TEXT EXCERPT ->
######
The concept of bitcoin is rather simple to explain: During the financial crisis of 2008, people from
all over the world felt its debilitating economic effects. And at the time of this writing (early
2016), many are still feeling the effects in terms of the dwindling value of their fiat currency (the
currency approved by a country’s government). As the global financial system teetered on the
brink of collapse, many central banks engaged in quantitative easing — or in simple terms, turned
on the printing presses. Central banks flooded the markets with liquidity and slashed interest rates
to near zero in order to prevent a repeat of the Great Depression of the 1930s. The effect of this
was large-scale fluctuations in fiat currencies and what has since been termed currency wars — a
race to competitively devalue so that an economy can become more viable simply by its goods and
services being cheaper than those of its neighbors and global competitors. The response of central
banks around the world was the same as it always has been when these things happen:

Governments had to bail out affected banks and they printed extra money, which further devalued
the existing money supply.
######
DATASET ENTRIES ->
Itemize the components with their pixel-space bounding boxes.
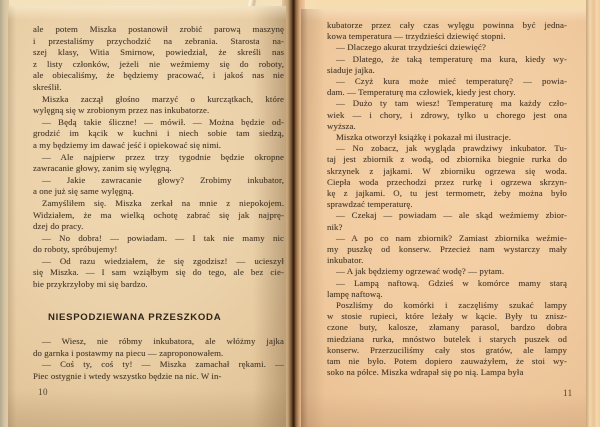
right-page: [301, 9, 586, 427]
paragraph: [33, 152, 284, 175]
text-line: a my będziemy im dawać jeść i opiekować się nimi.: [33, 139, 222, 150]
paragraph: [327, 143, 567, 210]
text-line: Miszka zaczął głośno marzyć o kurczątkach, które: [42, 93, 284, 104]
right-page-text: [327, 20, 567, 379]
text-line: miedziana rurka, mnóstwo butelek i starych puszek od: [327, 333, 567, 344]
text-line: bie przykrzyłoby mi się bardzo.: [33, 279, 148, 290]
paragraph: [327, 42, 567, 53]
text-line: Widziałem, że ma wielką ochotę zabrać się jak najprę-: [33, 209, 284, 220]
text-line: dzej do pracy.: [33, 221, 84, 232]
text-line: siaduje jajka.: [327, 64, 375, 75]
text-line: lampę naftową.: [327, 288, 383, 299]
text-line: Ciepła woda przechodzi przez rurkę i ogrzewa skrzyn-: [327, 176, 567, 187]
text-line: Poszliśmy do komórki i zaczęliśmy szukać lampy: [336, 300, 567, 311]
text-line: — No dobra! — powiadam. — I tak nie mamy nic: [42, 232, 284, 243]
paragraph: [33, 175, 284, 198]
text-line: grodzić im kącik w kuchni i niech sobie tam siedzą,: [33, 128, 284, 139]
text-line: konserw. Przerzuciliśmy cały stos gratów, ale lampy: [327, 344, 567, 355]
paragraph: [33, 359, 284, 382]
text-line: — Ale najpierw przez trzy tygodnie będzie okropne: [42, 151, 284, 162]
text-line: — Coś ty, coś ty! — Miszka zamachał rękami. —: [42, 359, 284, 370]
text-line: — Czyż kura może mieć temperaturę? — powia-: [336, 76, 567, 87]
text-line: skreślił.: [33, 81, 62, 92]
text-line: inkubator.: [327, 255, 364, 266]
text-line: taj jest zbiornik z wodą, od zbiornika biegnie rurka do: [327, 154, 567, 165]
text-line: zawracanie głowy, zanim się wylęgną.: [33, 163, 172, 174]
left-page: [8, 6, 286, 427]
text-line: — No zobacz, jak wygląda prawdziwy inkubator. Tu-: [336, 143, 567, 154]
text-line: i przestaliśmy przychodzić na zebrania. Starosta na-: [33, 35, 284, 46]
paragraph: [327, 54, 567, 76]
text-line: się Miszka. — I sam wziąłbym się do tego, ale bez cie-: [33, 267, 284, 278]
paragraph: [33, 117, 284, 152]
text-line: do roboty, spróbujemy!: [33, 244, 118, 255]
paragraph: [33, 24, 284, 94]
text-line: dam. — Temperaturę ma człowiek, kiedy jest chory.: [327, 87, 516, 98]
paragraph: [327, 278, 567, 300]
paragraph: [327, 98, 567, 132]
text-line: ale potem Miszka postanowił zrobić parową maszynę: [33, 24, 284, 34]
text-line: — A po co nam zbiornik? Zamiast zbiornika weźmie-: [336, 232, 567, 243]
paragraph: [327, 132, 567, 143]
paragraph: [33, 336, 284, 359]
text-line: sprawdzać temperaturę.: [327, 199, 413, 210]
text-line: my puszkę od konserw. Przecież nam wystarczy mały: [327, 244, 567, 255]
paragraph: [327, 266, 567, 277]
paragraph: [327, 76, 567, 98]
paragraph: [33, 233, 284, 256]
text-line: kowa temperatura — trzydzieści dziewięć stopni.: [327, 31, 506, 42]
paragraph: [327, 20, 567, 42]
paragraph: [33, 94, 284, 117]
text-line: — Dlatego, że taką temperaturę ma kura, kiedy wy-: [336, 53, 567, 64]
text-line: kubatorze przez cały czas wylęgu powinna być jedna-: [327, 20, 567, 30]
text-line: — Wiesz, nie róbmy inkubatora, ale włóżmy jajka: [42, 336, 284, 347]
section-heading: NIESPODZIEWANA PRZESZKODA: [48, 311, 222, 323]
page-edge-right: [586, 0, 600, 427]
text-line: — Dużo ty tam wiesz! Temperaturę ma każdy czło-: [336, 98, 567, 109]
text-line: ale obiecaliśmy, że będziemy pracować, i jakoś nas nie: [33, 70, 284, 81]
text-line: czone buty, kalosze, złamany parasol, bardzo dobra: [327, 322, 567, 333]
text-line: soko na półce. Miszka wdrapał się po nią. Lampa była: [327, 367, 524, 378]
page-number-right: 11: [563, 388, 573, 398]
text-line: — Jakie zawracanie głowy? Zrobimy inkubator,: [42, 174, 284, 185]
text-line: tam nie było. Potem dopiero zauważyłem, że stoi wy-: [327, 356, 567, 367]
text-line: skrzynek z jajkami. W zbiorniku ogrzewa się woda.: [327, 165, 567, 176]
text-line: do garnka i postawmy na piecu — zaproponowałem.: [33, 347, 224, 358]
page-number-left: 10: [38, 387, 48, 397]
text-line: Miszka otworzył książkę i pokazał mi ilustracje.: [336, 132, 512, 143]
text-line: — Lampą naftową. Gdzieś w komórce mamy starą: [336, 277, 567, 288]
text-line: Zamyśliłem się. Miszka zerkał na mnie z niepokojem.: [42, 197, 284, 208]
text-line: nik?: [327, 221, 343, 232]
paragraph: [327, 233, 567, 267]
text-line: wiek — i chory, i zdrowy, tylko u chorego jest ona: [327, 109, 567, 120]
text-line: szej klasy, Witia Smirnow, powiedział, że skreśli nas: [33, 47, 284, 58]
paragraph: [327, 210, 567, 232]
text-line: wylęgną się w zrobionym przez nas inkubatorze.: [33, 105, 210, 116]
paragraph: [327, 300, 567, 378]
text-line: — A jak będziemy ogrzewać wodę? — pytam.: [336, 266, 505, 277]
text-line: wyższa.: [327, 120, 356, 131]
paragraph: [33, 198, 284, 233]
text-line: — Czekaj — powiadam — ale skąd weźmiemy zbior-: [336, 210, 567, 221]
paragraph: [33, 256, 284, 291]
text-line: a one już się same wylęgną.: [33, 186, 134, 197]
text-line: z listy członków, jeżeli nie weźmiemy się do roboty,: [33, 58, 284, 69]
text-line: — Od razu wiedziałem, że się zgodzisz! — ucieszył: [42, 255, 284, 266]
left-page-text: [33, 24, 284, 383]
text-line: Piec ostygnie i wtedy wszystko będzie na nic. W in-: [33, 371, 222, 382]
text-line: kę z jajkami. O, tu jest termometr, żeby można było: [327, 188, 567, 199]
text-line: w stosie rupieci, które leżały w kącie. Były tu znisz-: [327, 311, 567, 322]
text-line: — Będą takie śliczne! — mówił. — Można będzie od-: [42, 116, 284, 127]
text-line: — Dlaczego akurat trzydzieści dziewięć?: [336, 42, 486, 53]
######
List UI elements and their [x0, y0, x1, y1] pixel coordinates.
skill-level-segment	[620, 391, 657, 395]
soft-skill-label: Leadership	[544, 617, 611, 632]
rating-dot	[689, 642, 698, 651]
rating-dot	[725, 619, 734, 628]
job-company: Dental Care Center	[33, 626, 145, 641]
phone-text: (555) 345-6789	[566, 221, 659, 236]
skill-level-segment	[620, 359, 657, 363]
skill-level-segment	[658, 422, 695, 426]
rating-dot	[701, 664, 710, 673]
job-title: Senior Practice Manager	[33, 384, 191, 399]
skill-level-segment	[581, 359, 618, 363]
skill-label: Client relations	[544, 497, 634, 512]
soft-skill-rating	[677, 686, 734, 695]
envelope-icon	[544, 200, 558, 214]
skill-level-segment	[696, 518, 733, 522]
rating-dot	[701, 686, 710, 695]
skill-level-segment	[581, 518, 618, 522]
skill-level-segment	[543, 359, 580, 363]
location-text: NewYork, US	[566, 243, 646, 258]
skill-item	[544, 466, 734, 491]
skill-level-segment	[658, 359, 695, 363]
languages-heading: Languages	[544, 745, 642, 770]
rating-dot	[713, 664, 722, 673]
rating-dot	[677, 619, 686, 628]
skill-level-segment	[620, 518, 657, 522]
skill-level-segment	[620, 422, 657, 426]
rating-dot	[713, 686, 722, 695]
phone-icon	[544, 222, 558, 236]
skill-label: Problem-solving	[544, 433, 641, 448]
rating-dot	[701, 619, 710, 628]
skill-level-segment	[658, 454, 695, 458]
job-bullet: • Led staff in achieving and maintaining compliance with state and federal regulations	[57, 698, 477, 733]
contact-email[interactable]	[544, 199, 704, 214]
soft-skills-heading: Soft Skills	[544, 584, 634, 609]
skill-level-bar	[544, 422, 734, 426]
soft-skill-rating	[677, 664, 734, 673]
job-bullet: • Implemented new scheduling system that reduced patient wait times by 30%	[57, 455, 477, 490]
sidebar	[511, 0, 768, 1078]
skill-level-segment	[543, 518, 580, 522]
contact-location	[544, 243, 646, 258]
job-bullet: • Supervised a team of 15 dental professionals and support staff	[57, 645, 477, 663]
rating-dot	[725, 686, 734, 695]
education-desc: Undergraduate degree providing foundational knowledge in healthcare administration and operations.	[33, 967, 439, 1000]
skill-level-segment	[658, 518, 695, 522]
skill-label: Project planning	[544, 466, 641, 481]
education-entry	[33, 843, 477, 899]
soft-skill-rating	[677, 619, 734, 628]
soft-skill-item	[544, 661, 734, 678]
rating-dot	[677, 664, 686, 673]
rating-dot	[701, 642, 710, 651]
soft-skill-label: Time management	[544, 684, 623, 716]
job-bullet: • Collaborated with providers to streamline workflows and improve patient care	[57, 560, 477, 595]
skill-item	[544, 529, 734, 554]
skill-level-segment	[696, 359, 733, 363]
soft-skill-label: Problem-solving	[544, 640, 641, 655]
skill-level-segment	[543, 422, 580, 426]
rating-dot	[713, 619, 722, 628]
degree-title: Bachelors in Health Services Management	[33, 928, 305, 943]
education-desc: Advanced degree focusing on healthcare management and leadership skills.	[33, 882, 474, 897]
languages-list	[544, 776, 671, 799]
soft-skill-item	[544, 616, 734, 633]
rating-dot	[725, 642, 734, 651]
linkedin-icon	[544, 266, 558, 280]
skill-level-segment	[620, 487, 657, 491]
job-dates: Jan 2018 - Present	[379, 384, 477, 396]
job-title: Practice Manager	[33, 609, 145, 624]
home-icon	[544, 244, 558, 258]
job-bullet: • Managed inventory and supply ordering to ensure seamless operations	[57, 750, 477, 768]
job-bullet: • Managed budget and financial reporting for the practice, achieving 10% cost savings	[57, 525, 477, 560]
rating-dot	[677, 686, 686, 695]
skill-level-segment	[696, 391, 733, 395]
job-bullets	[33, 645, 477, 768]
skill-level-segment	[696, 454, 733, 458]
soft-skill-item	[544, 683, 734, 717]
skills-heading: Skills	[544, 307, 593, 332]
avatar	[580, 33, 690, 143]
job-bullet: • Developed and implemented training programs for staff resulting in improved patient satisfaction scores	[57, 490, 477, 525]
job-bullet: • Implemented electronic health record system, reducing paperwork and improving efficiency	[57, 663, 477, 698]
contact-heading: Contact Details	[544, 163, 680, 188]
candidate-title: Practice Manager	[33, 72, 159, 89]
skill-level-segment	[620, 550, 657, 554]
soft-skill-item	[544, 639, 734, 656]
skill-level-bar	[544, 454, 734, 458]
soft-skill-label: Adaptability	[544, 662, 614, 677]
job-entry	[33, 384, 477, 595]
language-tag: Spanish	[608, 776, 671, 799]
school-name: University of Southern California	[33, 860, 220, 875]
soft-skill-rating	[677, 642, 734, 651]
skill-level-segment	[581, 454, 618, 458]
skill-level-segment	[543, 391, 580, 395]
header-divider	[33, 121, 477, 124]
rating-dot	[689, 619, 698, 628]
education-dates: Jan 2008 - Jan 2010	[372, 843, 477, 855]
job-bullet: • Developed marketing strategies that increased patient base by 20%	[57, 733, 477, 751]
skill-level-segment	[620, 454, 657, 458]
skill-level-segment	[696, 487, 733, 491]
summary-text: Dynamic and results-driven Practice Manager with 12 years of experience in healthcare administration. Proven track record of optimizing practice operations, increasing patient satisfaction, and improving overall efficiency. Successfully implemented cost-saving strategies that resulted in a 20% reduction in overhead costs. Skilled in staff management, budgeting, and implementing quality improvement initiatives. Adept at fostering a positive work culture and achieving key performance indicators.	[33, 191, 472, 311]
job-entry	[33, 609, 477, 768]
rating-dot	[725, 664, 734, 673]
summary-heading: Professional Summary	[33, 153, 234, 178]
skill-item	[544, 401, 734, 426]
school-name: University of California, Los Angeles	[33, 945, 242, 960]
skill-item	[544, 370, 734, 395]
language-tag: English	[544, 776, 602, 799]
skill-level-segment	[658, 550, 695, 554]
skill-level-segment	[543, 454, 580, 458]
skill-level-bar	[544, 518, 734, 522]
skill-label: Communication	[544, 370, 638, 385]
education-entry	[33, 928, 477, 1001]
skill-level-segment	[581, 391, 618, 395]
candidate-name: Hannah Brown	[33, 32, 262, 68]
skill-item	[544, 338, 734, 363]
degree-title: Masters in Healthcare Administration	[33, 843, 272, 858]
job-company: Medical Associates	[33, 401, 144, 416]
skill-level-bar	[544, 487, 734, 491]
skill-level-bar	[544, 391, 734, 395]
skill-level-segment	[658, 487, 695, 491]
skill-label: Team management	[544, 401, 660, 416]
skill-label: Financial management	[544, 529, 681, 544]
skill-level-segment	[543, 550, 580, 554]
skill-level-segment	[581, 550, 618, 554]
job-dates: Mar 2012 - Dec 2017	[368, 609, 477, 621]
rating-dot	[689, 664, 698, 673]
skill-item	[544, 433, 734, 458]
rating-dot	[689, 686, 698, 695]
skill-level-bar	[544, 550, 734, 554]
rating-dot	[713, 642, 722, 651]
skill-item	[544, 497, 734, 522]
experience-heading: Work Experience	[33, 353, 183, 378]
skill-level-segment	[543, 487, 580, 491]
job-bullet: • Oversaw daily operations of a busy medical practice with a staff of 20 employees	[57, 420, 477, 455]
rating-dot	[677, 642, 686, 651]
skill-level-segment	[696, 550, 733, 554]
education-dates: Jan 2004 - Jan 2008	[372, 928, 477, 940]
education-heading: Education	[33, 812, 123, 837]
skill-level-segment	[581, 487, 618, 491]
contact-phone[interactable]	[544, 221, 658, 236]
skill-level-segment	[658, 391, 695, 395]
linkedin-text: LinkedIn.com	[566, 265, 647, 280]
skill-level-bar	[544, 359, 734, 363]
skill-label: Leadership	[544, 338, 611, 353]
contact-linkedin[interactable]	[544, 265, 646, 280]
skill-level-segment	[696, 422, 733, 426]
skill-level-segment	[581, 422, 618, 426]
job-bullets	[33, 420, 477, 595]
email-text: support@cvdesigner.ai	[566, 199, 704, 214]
######
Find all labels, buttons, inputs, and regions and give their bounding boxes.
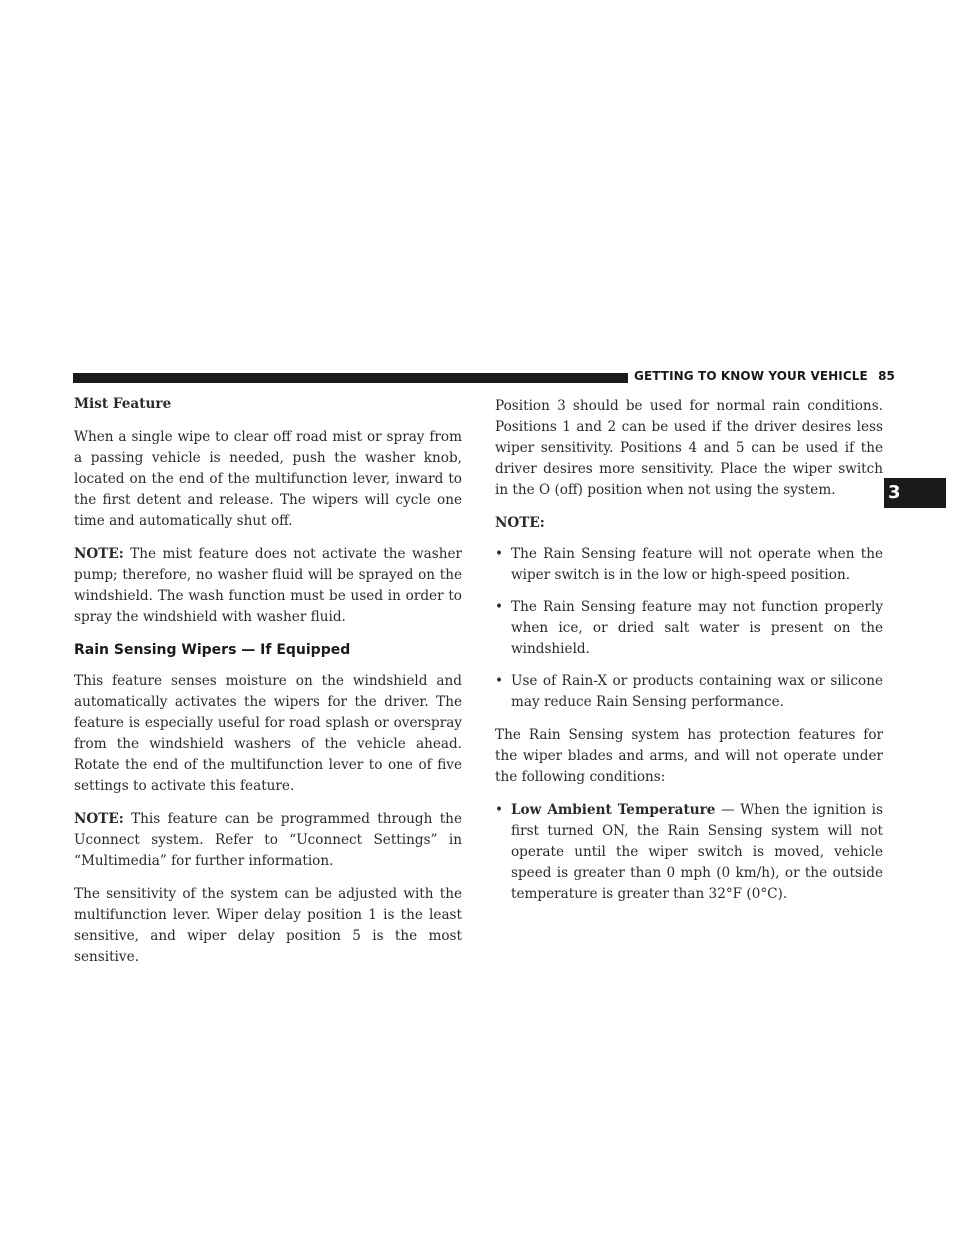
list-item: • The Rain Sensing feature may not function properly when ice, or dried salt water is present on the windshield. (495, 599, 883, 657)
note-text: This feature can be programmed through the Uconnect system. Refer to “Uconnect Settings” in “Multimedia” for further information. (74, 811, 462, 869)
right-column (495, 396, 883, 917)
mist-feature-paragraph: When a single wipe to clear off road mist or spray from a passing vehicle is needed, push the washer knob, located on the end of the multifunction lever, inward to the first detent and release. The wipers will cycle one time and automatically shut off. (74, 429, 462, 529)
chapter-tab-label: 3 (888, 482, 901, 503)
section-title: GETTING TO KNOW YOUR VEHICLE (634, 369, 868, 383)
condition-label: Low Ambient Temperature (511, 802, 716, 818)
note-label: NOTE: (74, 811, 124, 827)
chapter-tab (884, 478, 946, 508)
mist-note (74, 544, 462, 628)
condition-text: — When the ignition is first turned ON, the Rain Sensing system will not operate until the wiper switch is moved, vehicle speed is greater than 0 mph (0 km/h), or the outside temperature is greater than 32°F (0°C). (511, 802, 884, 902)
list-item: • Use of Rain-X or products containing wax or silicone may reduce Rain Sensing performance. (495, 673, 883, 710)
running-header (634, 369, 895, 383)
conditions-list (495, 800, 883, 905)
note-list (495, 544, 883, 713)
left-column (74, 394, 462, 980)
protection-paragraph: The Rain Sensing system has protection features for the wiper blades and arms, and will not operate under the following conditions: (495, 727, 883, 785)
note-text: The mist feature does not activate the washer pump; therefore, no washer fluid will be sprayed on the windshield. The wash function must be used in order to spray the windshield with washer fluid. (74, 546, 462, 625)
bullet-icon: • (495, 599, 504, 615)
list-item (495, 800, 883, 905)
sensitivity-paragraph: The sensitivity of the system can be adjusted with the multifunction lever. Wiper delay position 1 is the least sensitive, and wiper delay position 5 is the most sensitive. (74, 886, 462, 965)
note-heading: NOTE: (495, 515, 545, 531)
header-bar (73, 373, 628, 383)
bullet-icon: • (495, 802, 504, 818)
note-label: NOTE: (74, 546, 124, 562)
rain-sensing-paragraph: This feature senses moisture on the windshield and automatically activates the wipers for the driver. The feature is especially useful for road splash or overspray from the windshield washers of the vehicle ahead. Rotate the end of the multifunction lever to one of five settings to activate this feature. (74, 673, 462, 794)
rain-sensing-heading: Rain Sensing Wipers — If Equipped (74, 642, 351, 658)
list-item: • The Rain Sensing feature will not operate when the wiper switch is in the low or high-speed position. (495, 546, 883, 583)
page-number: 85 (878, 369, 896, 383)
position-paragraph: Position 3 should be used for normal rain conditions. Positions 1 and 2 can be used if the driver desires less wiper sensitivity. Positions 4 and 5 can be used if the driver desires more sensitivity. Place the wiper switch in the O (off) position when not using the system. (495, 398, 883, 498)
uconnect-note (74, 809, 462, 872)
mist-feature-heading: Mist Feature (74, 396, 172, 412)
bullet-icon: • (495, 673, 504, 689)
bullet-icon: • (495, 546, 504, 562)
######
PROBLEM TO SOLVE -> In the text above about bitcoin and the 2008 financial crisis, how is fiat currency defined?

EXPECTED ANSWER -> It is defined as the currency approved by a country's government.